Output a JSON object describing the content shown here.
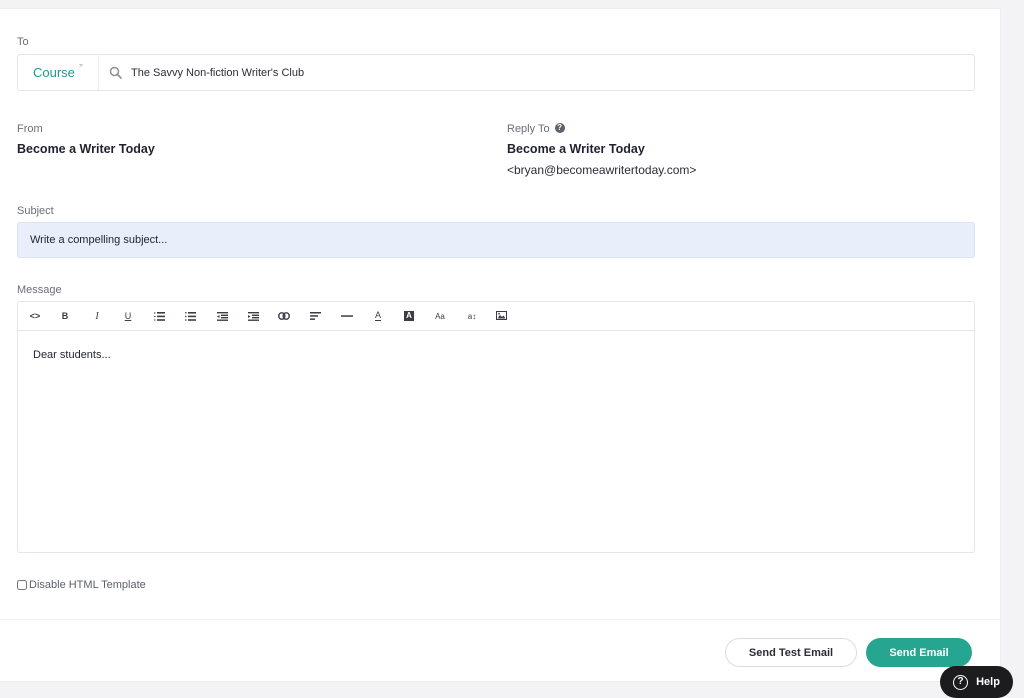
{
  "to": {
    "label": "To",
    "recipient_type": "Course",
    "search_value": "The Savvy Non-fiction Writer's Club"
  },
  "from": {
    "label": "From",
    "name": "Become a Writer Today"
  },
  "reply_to": {
    "label": "Reply To",
    "help_icon": "?",
    "name": "Become a Writer Today",
    "email": "<bryan@becomeawritertoday.com>"
  },
  "subject": {
    "label": "Subject",
    "placeholder": "Write a compelling subject...",
    "value": ""
  },
  "message": {
    "label": "Message",
    "toolbar": [
      {
        "name": "code-view",
        "icon": "code-icon",
        "glyph": "<>"
      },
      {
        "name": "bold",
        "icon": "bold-icon",
        "glyph": "B"
      },
      {
        "name": "italic",
        "icon": "italic-icon",
        "glyph": "I"
      },
      {
        "name": "underline",
        "icon": "underline-icon",
        "glyph": "U"
      },
      {
        "name": "ordered-list",
        "icon": "ordered-list-icon",
        "glyph": ""
      },
      {
        "name": "unordered-list",
        "icon": "unordered-list-icon",
        "glyph": ""
      },
      {
        "name": "outdent",
        "icon": "outdent-icon",
        "glyph": ""
      },
      {
        "name": "indent",
        "icon": "indent-icon",
        "glyph": ""
      },
      {
        "name": "link",
        "icon": "link-icon",
        "glyph": ""
      },
      {
        "name": "align",
        "icon": "align-left-icon",
        "glyph": ""
      },
      {
        "name": "horizontal-rule",
        "icon": "horizontal-rule-icon",
        "glyph": ""
      },
      {
        "name": "font-color",
        "icon": "font-color-icon",
        "glyph": "A"
      },
      {
        "name": "background-color",
        "icon": "background-color-icon",
        "glyph": "A"
      },
      {
        "name": "font-size",
        "icon": "font-size-icon",
        "glyph": "Aa"
      },
      {
        "name": "line-height",
        "icon": "line-height-icon",
        "glyph": "a↕"
      },
      {
        "name": "insert-image",
        "icon": "image-icon",
        "glyph": ""
      }
    ],
    "body": "Dear students..."
  },
  "options": {
    "disable_html_template_label": "Disable HTML Template",
    "disable_html_template_checked": false
  },
  "actions": {
    "send_test_label": "Send Test Email",
    "send_label": "Send Email"
  },
  "help": {
    "label": "Help"
  },
  "colors": {
    "accent": "#26a591",
    "course_text": "#1f9a88",
    "subject_bg": "#e8effb",
    "help_bg": "#1c1c1e",
    "page_bg": "#f3f3f6"
  }
}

> _Exercise_
Give every line above again exactly, with no pictures.

> _Full answer_
Output a JSON object describing the content shown here.
{
  "to": {
    "label": "To",
    "recipient_type": "Course",
    "search_value": "The Savvy Non-fiction Writer's Club"
  },
  "from": {
    "label": "From",
    "name": "Become a Writer Today"
  },
  "reply_to": {
    "label": "Reply To",
    "help_icon": "?",
    "name": "Become a Writer Today",
    "email": "<bryan@becomeawritertoday.com>"
  },
  "subject": {
    "label": "Subject",
    "placeholder": "Write a compelling subject...",
    "value": ""
  },
  "message": {
    "label": "Message",
    "toolbar": [
      {
        "name": "code-view",
        "icon": "code-icon",
        "glyph": "<>"
      },
      {
        "name": "bold",
        "icon": "bold-icon",
        "glyph": "B"
      },
      {
        "name": "italic",
        "icon": "italic-icon",
        "glyph": "I"
      },
      {
        "name": "underline",
        "icon": "underline-icon",
        "glyph": "U"
      },
      {
        "name": "ordered-list",
        "icon": "ordered-list-icon",
        "glyph": ""
      },
      {
        "name": "unordered-list",
        "icon": "unordered-list-icon",
        "glyph": ""
      },
      {
        "name": "outdent",
        "icon": "outdent-icon",
        "glyph": ""
      },
      {
        "name": "indent",
        "icon": "indent-icon",
        "glyph": ""
      },
      {
        "name": "link",
        "icon": "link-icon",
        "glyph": ""
      },
      {
        "name": "align",
        "icon": "align-left-icon",
        "glyph": ""
      },
      {
        "name": "horizontal-rule",
        "icon": "horizontal-rule-icon",
        "glyph": ""
      },
      {
        "name": "font-color",
        "icon": "font-color-icon",
        "glyph": "A"
      },
      {
        "name": "background-color",
        "icon": "background-color-icon",
        "glyph": "A"
      },
      {
        "name": "font-size",
        "icon": "font-size-icon",
        "glyph": "Aa"
      },
      {
        "name": "line-height",
        "icon": "line-height-icon",
        "glyph": "a↕"
      },
      {
        "name": "insert-image",
        "icon": "image-icon",
        "glyph": ""
      }
    ],
    "body": "Dear students..."
  },
  "options": {
    "disable_html_template_label": "Disable HTML Template",
    "disable_html_template_checked": false
  },
  "actions": {
    "send_test_label": "Send Test Email",
    "send_label": "Send Email"
  },
  "help": {
    "label": "Help"
  },
  "colors": {
    "accent": "#26a591",
    "course_text": "#1f9a88",
    "subject_bg": "#e8effb",
    "help_bg": "#1c1c1e",
    "page_bg": "#f3f3f6"
  }
}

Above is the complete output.